| GIVEN EXERCISE |
Count every line below in which "essere" occurs, then give only the count.

| DATA RECORDS |

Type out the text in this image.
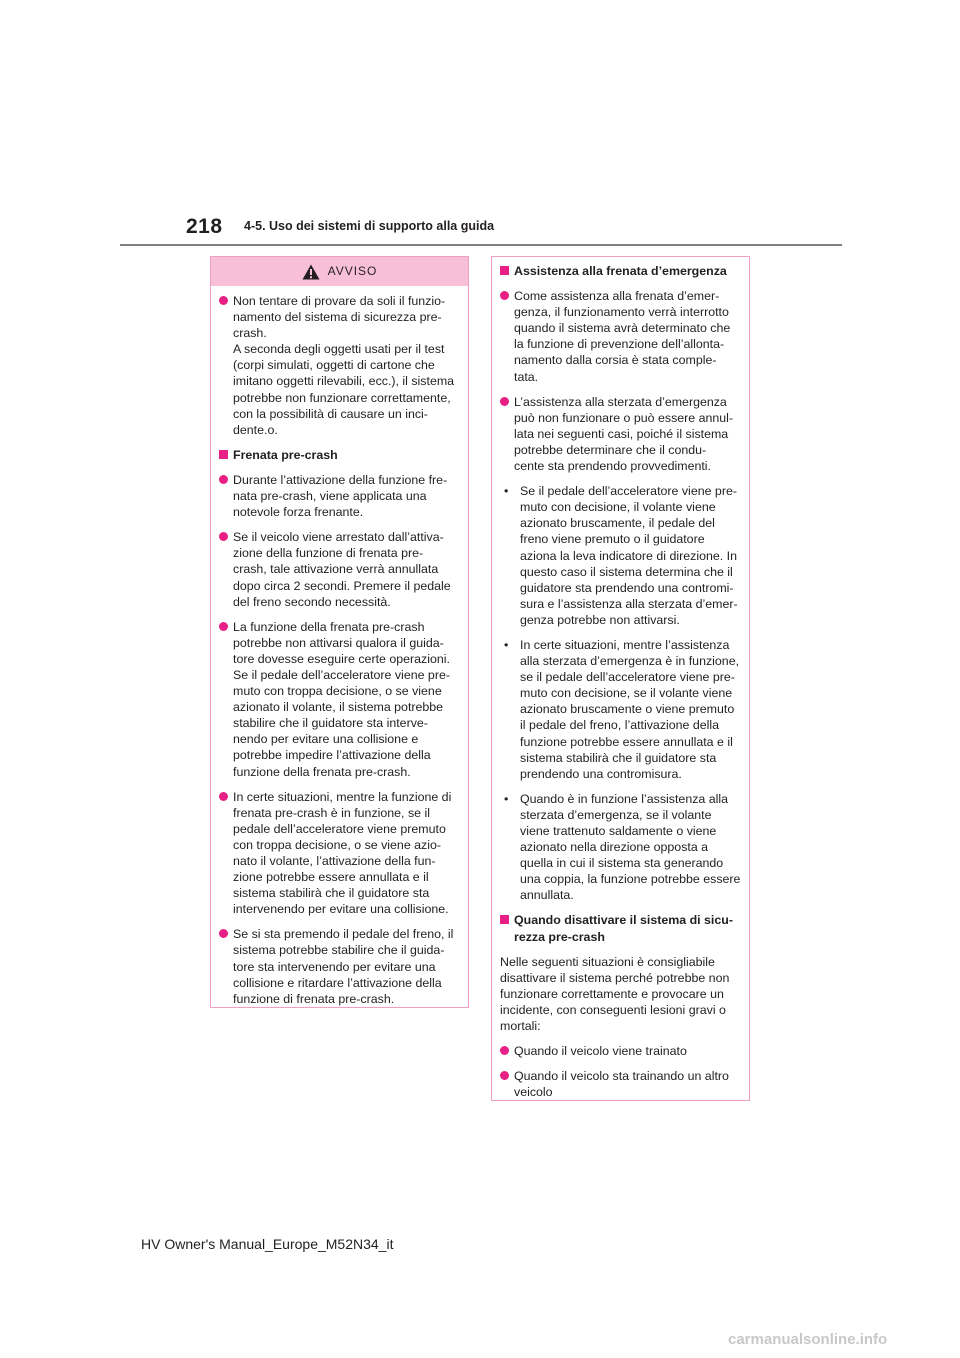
218 4-5. Uso dei sistemi di supporto alla guida
AVVISO
Non tentare di provare da soli il funzio-
namento del sistema di sicurezza pre-
crash.
A seconda degli oggetti usati per il test
(corpi simulati, oggetti di cartone che
imitano oggetti rilevabili, ecc.), il sistema
potrebbe non funzionare correttamente,
con la possibilità di causare un inci-
dente.o.
Frenata pre-crash
Durante l’attivazione della funzione fre-
nata pre-crash, viene applicata una
notevole forza frenante.
Se il veicolo viene arrestato dall’attiva-
zione della funzione di frenata pre-
crash, tale attivazione verrà annullata
dopo circa 2 secondi. Premere il pedale
del freno secondo necessità.
La funzione della frenata pre-crash
potrebbe non attivarsi qualora il guida-
tore dovesse eseguire certe operazioni.
Se il pedale dell’acceleratore viene pre-
muto con troppa decisione, o se viene
azionato il volante, il sistema potrebbe
stabilire che il guidatore sta interve-
nendo per evitare una collisione e
potrebbe impedire l’attivazione della
funzione della frenata pre-crash.
In certe situazioni, mentre la funzione di
frenata pre-crash è in funzione, se il
pedale dell’acceleratore viene premuto
con troppa decisione, o se viene azio-
nato il volante, l’attivazione della fun-
zione potrebbe essere annullata e il
sistema stabilirà che il guidatore sta
intervenendo per evitare una collisione.
Se si sta premendo il pedale del freno, il
sistema potrebbe stabilire che il guida-
tore sta intervenendo per evitare una
collisione e ritardare l’attivazione della
funzione di frenata pre-crash.
Assistenza alla frenata d’emergenza
Come assistenza alla frenata d’emer-
genza, il funzionamento verrà interrotto
quando il sistema avrà determinato che
la funzione di prevenzione dell’allonta-
namento dalla corsia è stata comple-
tata.
L’assistenza alla sterzata d’emergenza
può non funzionare o può essere annul-
lata nei seguenti casi, poiché il sistema
potrebbe determinare che il condu-
cente sta prendendo provvedimenti.
• Se il pedale dell’acceleratore viene pre-
muto con decisione, il volante viene
azionato bruscamente, il pedale del
freno viene premuto o il guidatore
aziona la leva indicatore di direzione. In
questo caso il sistema determina che il
guidatore sta prendendo una contromi-
sura e l’assistenza alla sterzata d’emer-
genza potrebbe non attivarsi.
• In certe situazioni, mentre l’assistenza
alla sterzata d’emergenza è in funzione,
se il pedale dell’acceleratore viene pre-
muto con decisione, se il volante viene
azionato bruscamente o viene premuto
il pedale del freno, l’attivazione della
funzione potrebbe essere annullata e il
sistema stabilirà che il guidatore sta
prendendo una contromisura.
• Quando è in funzione l’assistenza alla
sterzata d’emergenza, se il volante
viene trattenuto saldamente o viene
azionato nella direzione opposta a
quella in cui il sistema sta generando
una coppia, la funzione potrebbe essere
annullata.
Quando disattivare il sistema di sicu-
rezza pre-crash
Nelle seguenti situazioni è consigliabile
disattivare il sistema perché potrebbe non
funzionare correttamente e provocare un
incidente, con conseguenti lesioni gravi o
mortali:
Quando il veicolo viene trainato
Quando il veicolo sta trainando un altro
veicolo
HV Owner's Manual_Europe_M52N34_it
carmanualsonline.info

| WRITTEN ANSWER |
4